DESCRIPTION OF THE TASK:
Please give the listing again, word for word, with nothing left out.

---------- INFORMATION GIVEN

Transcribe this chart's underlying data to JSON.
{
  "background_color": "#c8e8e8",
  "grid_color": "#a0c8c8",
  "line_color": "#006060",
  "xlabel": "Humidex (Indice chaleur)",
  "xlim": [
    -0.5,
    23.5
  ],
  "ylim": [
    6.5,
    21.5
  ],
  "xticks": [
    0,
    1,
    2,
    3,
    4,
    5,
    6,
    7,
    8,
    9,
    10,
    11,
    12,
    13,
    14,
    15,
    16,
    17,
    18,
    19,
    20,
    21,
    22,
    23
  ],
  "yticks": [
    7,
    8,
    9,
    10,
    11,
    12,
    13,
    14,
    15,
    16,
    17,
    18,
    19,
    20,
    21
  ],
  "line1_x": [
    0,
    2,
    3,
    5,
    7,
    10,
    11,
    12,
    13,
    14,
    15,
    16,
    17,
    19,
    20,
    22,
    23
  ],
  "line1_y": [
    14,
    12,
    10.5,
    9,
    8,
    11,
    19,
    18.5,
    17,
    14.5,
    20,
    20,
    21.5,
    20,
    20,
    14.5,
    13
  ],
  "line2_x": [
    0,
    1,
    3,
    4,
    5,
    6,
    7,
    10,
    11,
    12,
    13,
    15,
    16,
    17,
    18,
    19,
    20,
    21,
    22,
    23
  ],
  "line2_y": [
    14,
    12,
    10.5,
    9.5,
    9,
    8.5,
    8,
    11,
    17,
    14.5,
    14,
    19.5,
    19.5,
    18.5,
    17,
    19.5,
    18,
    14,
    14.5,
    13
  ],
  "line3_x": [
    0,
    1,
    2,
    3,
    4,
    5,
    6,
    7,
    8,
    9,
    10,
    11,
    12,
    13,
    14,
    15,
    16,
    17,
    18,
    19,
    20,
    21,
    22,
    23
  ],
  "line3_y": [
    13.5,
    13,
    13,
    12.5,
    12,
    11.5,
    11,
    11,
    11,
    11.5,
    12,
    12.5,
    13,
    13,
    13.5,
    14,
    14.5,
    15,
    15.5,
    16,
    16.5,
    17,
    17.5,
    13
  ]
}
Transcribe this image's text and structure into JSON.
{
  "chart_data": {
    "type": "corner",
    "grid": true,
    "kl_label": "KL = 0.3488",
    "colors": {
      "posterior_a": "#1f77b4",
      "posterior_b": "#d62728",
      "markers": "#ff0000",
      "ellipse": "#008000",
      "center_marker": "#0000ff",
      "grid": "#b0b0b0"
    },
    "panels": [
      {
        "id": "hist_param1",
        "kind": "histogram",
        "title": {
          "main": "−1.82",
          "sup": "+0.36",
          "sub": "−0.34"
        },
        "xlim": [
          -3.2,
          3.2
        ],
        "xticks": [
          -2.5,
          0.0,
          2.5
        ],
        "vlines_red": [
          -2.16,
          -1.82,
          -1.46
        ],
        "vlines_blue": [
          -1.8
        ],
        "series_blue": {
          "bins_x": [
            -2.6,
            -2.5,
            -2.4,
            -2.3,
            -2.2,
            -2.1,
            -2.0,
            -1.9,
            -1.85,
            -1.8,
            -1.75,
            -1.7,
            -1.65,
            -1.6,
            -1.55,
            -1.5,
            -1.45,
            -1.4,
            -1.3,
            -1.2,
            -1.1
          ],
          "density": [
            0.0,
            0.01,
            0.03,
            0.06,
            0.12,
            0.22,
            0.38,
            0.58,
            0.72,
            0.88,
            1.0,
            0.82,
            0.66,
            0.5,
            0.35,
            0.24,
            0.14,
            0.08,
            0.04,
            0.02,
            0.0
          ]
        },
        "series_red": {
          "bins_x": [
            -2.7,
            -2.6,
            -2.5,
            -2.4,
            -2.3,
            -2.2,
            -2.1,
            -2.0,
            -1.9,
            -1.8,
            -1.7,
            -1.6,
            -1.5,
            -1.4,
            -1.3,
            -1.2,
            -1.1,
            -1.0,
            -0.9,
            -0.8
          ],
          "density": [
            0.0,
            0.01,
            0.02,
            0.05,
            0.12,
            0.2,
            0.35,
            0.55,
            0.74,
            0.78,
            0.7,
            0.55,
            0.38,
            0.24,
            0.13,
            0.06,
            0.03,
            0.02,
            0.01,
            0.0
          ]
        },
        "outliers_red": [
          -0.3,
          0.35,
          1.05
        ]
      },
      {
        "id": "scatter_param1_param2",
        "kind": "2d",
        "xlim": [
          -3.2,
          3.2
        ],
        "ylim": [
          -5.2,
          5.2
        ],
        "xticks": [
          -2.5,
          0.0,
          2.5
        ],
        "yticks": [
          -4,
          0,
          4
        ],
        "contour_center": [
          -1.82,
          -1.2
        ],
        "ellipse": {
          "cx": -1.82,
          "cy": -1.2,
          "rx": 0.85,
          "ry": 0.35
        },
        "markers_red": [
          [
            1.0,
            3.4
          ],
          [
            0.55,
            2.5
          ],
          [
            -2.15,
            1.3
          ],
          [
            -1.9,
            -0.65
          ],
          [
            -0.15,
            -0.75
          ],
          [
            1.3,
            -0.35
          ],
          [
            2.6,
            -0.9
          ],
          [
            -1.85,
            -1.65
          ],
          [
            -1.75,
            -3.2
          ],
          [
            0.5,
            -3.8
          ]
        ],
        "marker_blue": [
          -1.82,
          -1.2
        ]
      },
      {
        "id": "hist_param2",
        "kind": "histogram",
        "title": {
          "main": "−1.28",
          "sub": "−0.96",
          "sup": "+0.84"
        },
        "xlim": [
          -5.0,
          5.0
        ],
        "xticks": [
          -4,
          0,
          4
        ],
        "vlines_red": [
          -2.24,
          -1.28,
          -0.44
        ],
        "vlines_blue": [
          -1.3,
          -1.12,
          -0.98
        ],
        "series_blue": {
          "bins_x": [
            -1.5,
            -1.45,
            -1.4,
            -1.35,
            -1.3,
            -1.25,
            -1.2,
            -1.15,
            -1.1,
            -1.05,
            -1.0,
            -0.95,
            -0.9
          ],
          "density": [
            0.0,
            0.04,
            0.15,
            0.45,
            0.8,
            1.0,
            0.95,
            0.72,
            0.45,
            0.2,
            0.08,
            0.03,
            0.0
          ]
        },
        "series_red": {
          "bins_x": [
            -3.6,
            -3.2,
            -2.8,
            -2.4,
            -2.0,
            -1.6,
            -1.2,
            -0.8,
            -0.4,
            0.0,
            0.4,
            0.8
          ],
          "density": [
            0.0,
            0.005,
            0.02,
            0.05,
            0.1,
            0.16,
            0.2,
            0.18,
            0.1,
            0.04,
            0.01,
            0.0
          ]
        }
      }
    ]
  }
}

--------------------

OUTPUT BELOW:
Transcribe this chart's underlying data to JSON.
{
  "background_color": "#c8e8e8",
  "grid_color": "#a0c8c8",
  "line_color": "#006060",
  "xlabel": "Humidex (Indice chaleur)",
  "xlim": [
    -0.5,
    23.5
  ],
  "ylim": [
    6.5,
    21.5
  ],
  "xticks": [
    0,
    1,
    2,
    3,
    4,
    5,
    6,
    7,
    8,
    9,
    10,
    11,
    12,
    13,
    14,
    15,
    16,
    17,
    18,
    19,
    20,
    21,
    22,
    23
  ],
  "yticks": [
    7,
    8,
    9,
    10,
    11,
    12,
    13,
    14,
    15,
    16,
    17,
    18,
    19,
    20,
    21
  ],
  "line1_x": [
    0,
    2,
    3,
    5,
    7,
    10,
    11,
    12,
    13,
    14,
    15,
    16,
    17,
    19,
    20,
    22,
    23
  ],
  "line1_y": [
    14,
    12,
    10.5,
    9,
    8,
    11,
    19,
    18.5,
    17,
    14.5,
    20,
    20,
    21.5,
    20,
    20,
    14.5,
    13
  ],
  "line2_x": [
    0,
    1,
    3,
    4,
    5,
    6,
    7,
    10,
    11,
    12,
    13,
    15,
    16,
    17,
    18,
    19,
    20,
    21,
    22,
    23
  ],
  "line2_y": [
    14,
    12,
    10.5,
    9.5,
    9,
    8.5,
    8,
    11,
    17,
    14.5,
    14,
    19.5,
    19.5,
    18.5,
    17,
    19.5,
    18,
    14,
    14.5,
    13
  ],
  "line3_x": [
    0,
    1,
    2,
    3,
    4,
    5,
    6,
    7,
    8,
    9,
    10,
    11,
    12,
    13,
    14,
    15,
    16,
    17,
    18,
    19,
    20,
    21,
    22,
    23
  ],
  "line3_y": [
    13.5,
    13,
    13,
    12.5,
    12,
    11.5,
    11,
    11,
    11,
    11.5,
    12,
    12.5,
    13,
    13,
    13.5,
    14,
    14.5,
    15,
    15.5,
    16,
    16.5,
    17,
    17.5,
    13
  ]
}
Transcribe this image's text and structure into JSON.
{
  "chart_data": {
    "type": "corner",
    "grid": true,
    "kl_label": "KL = 0.3488",
    "colors": {
      "posterior_a": "#1f77b4",
      "posterior_b": "#d62728",
      "markers": "#ff0000",
      "ellipse": "#008000",
      "center_marker": "#0000ff",
      "grid": "#b0b0b0"
    },
    "panels": [
      {
        "id": "hist_param1",
        "kind": "histogram",
        "title": {
          "main": "−1.82",
          "sup": "+0.36",
          "sub": "−0.34"
        },
        "xlim": [
          -3.2,
          3.2
        ],
        "xticks": [
          -2.5,
          0.0,
          2.5
        ],
        "vlines_red": [
          -2.16,
          -1.82,
          -1.46
        ],
        "vlines_blue": [
          -1.8
        ],
        "series_blue": {
          "bins_x": [
            -2.6,
            -2.5,
            -2.4,
            -2.3,
            -2.2,
            -2.1,
            -2.0,
            -1.9,
            -1.85,
            -1.8,
            -1.75,
            -1.7,
            -1.65,
            -1.6,
            -1.55,
            -1.5,
            -1.45,
            -1.4,
            -1.3,
            -1.2,
            -1.1
          ],
          "density": [
            0.0,
            0.01,
            0.03,
            0.06,
            0.12,
            0.22,
            0.38,
            0.58,
            0.72,
            0.88,
            1.0,
            0.82,
            0.66,
            0.5,
            0.35,
            0.24,
            0.14,
            0.08,
            0.04,
            0.02,
            0.0
          ]
        },
        "series_red": {
          "bins_x": [
            -2.7,
            -2.6,
            -2.5,
            -2.4,
            -2.3,
            -2.2,
            -2.1,
            -2.0,
            -1.9,
            -1.8,
            -1.7,
            -1.6,
            -1.5,
            -1.4,
            -1.3,
            -1.2,
            -1.1,
            -1.0,
            -0.9,
            -0.8
          ],
          "density": [
            0.0,
            0.01,
            0.02,
            0.05,
            0.12,
            0.2,
            0.35,
            0.55,
            0.74,
            0.78,
            0.7,
            0.55,
            0.38,
            0.24,
            0.13,
            0.06,
            0.03,
            0.02,
            0.01,
            0.0
          ]
        },
        "outliers_red": [
          -0.3,
          0.35,
          1.05
        ]
      },
      {
        "id": "scatter_param1_param2",
        "kind": "2d",
        "xlim": [
          -3.2,
          3.2
        ],
        "ylim": [
          -5.2,
          5.2
        ],
        "xticks": [
          -2.5,
          0.0,
          2.5
        ],
        "yticks": [
          -4,
          0,
          4
        ],
        "contour_center": [
          -1.82,
          -1.2
        ],
        "ellipse": {
          "cx": -1.82,
          "cy": -1.2,
          "rx": 0.85,
          "ry": 0.35
        },
        "markers_red": [
          [
            1.0,
            3.4
          ],
          [
            0.55,
            2.5
          ],
          [
            -2.15,
            1.3
          ],
          [
            -1.9,
            -0.65
          ],
          [
            -0.15,
            -0.75
          ],
          [
            1.3,
            -0.35
          ],
          [
            2.6,
            -0.9
          ],
          [
            -1.85,
            -1.65
          ],
          [
            -1.75,
            -3.2
          ],
          [
            0.5,
            -3.8
          ]
        ],
        "marker_blue": [
          -1.82,
          -1.2
        ]
      },
      {
        "id": "hist_param2",
        "kind": "histogram",
        "title": {
          "main": "−1.28",
          "sub": "−0.96",
          "sup": "+0.84"
        },
        "xlim": [
          -5.0,
          5.0
        ],
        "xticks": [
          -4,
          0,
          4
        ],
        "vlines_red": [
          -2.24,
          -1.28,
          -0.44
        ],
        "vlines_blue": [
          -1.3,
          -1.12,
          -0.98
        ],
        "series_blue": {
          "bins_x": [
            -1.5,
            -1.45,
            -1.4,
            -1.35,
            -1.3,
            -1.25,
            -1.2,
            -1.15,
            -1.1,
            -1.05,
            -1.0,
            -0.95,
            -0.9
          ],
          "density": [
            0.0,
            0.04,
            0.15,
            0.45,
            0.8,
            1.0,
            0.95,
            0.72,
            0.45,
            0.2,
            0.08,
            0.03,
            0.0
          ]
        },
        "series_red": {
          "bins_x": [
            -3.6,
            -3.2,
            -2.8,
            -2.4,
            -2.0,
            -1.6,
            -1.2,
            -0.8,
            -0.4,
            0.0,
            0.4,
            0.8
          ],
          "density": [
            0.0,
            0.005,
            0.02,
            0.05,
            0.1,
            0.16,
            0.2,
            0.18,
            0.1,
            0.04,
            0.01,
            0.0
          ]
        }
      }
    ]
  }
}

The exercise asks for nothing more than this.